* [Given problem]: Copy out each line containing "kind" from the entries below.

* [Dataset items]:
========================================================================

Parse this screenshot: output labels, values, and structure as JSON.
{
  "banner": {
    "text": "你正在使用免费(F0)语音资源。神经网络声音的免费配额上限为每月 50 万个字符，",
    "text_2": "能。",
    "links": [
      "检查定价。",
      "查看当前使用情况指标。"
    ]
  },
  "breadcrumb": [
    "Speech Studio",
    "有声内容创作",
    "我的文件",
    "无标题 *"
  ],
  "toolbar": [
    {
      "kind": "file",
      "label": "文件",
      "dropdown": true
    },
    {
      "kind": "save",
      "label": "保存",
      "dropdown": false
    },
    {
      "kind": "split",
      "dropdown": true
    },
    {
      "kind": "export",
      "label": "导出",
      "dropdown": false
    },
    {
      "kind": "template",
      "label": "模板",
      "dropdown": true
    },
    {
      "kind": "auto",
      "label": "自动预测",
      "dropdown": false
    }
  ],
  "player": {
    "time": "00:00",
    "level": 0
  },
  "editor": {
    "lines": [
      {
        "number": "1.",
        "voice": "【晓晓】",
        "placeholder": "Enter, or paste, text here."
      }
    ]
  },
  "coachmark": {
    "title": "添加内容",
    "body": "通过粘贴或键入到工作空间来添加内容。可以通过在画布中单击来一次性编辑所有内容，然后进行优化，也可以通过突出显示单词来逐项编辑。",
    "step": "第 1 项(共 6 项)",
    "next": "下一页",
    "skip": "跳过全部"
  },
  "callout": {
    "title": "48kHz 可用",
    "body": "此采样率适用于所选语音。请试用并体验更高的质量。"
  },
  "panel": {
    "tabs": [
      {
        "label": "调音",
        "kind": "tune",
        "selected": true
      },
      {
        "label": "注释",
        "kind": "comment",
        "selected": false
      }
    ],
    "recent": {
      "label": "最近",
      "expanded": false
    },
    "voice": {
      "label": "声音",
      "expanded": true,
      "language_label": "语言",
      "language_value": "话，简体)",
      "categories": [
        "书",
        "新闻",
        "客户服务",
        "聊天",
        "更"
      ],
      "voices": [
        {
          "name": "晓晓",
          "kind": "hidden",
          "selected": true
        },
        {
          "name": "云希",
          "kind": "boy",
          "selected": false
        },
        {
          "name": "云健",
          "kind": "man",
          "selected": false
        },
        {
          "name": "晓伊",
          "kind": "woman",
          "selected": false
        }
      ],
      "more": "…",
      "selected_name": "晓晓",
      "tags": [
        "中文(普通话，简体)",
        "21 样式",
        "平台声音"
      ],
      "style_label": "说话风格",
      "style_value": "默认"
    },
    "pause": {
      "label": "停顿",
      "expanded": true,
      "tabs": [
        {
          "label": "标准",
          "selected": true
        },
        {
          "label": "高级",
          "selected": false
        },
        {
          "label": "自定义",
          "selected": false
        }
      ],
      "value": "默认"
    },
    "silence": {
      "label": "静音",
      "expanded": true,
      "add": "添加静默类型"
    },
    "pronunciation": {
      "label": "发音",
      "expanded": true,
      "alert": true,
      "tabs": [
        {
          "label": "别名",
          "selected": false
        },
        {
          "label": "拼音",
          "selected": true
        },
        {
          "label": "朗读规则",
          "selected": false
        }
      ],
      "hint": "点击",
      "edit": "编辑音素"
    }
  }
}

========================================================================

* [Answer below]:
      "kind": "file",
      "kind": "save",
      "kind": "split",
      "kind": "export",
      "kind": "template",
      "kind": "auto",
        "kind": "tune",
        "kind": "comment",
          "kind": "hidden",
          "kind": "boy",
          "kind": "man",
          "kind": "woman",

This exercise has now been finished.